**Objective**
Search the data for the word "skadas". Reproduce every line where it is found.

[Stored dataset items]
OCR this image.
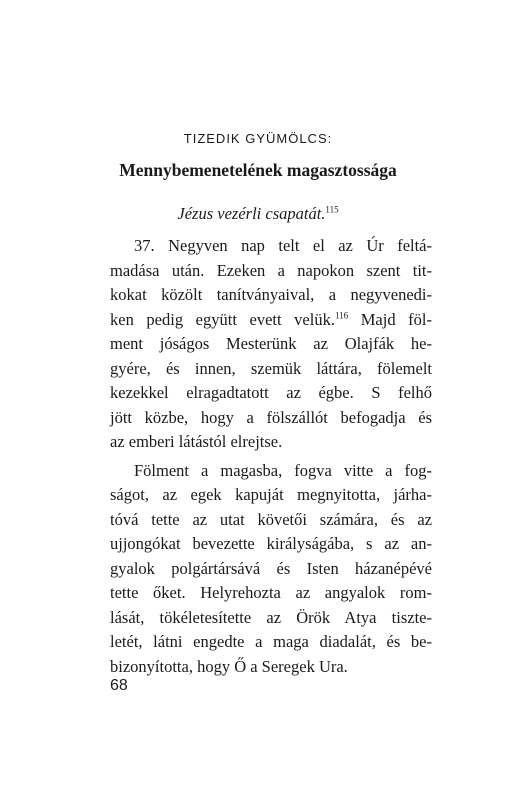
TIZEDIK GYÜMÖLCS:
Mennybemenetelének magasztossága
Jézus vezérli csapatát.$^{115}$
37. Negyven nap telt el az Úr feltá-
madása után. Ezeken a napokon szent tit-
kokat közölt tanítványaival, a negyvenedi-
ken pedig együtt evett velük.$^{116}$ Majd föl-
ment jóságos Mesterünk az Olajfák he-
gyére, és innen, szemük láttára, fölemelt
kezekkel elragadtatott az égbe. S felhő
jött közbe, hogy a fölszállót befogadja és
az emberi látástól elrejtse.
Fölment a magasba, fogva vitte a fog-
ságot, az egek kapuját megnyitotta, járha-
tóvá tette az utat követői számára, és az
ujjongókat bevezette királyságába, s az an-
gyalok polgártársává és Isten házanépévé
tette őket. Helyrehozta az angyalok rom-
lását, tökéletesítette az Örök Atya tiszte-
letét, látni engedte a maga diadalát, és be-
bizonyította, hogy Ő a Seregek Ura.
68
...
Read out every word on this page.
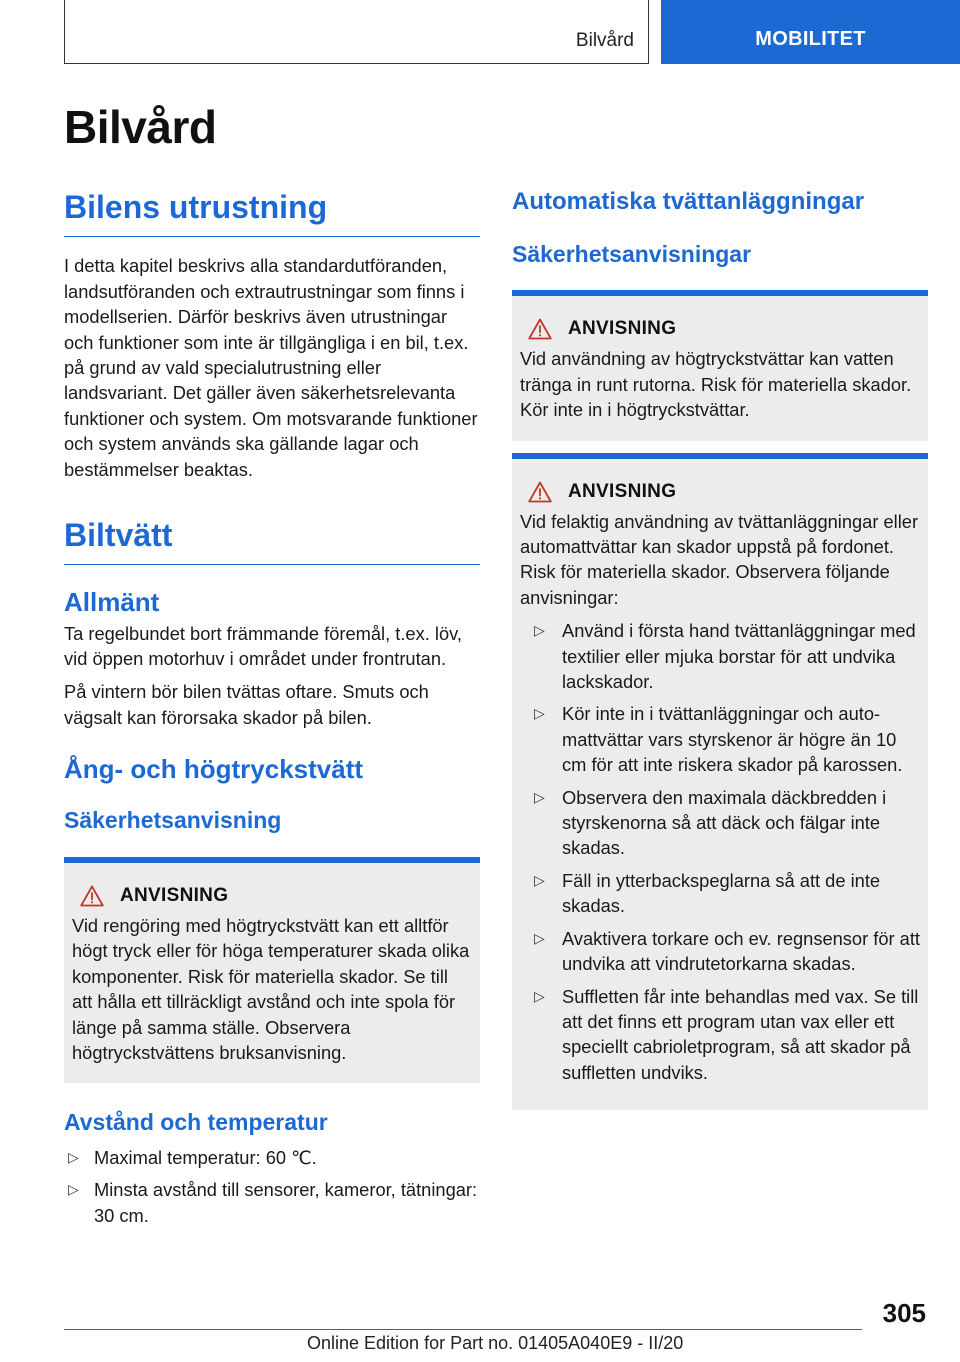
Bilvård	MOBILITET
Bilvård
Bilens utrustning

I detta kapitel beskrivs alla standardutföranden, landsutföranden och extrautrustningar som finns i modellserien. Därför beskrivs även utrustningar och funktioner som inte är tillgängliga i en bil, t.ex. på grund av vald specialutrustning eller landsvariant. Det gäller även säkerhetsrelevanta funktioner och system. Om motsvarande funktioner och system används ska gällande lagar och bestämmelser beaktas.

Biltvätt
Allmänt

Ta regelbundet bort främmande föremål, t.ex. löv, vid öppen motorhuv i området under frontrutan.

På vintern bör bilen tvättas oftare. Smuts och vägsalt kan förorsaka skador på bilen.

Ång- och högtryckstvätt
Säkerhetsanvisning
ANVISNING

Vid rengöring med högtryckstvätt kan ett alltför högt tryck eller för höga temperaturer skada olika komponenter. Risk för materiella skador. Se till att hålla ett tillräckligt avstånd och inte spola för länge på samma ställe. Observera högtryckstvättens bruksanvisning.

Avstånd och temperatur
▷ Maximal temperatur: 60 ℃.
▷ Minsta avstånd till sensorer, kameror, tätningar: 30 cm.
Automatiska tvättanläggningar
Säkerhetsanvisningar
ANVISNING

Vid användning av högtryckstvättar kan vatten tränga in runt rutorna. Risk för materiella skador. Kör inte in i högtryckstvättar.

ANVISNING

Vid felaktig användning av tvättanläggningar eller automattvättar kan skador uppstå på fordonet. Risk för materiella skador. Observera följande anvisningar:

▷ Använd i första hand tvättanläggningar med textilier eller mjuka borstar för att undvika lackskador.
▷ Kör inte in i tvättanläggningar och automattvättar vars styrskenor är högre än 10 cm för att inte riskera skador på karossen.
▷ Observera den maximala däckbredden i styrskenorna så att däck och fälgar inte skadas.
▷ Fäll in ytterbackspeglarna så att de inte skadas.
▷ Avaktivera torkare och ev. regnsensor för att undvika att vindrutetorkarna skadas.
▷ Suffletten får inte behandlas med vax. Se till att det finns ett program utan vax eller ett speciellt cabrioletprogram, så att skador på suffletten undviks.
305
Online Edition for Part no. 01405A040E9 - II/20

**Final result**
▷ Observera den maximala däckbredden i styrskenorna så att däck och fälgar inte skadas.
▷ Fäll in ytterbackspeglarna så att de inte skadas.
▷ Avaktivera torkare och ev. regnsensor för att undvika att vindrutetorkarna skadas.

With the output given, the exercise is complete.